WRITTEN PROBLEM: Copy, from the entries below, each line in which the string "work" appears.

DATA TO PROCESS:
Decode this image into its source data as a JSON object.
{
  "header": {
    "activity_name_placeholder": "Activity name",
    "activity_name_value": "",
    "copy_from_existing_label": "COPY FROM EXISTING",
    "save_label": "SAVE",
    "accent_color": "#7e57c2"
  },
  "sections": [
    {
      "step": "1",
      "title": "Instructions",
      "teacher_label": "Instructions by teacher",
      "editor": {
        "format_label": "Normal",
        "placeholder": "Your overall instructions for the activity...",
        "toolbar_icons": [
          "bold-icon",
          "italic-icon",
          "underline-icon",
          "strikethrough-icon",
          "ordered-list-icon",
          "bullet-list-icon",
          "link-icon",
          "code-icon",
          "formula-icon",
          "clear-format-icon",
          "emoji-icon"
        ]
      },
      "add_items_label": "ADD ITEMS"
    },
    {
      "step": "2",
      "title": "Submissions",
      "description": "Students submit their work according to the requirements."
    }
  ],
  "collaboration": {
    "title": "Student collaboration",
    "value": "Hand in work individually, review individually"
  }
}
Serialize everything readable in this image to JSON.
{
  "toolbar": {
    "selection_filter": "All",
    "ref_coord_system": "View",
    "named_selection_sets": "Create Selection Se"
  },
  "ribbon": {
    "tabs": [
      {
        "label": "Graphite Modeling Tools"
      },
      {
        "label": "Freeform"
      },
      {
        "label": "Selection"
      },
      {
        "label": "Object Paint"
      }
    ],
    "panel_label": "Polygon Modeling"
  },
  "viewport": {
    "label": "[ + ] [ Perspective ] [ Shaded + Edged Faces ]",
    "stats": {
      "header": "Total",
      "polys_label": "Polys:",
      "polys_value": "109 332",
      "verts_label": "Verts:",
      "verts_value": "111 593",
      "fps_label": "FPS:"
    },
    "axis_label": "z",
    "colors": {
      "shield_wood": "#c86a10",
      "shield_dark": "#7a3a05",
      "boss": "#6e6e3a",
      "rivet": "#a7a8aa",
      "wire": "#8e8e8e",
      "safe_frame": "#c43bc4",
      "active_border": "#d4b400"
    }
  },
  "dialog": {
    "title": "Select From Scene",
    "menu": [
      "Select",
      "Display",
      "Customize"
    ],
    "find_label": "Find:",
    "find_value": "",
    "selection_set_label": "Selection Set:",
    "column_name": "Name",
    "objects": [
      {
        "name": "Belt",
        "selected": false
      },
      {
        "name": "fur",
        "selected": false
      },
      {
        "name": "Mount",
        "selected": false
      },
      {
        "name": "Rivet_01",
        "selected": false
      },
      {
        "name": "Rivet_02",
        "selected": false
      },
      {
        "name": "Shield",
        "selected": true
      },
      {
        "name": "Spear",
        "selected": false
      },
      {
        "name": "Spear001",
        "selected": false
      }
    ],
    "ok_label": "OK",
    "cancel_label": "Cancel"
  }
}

EXERCISE SOLUTION:
      "description": "Students submit their work according to the requirements."
    "value": "Hand in work individually, review individually"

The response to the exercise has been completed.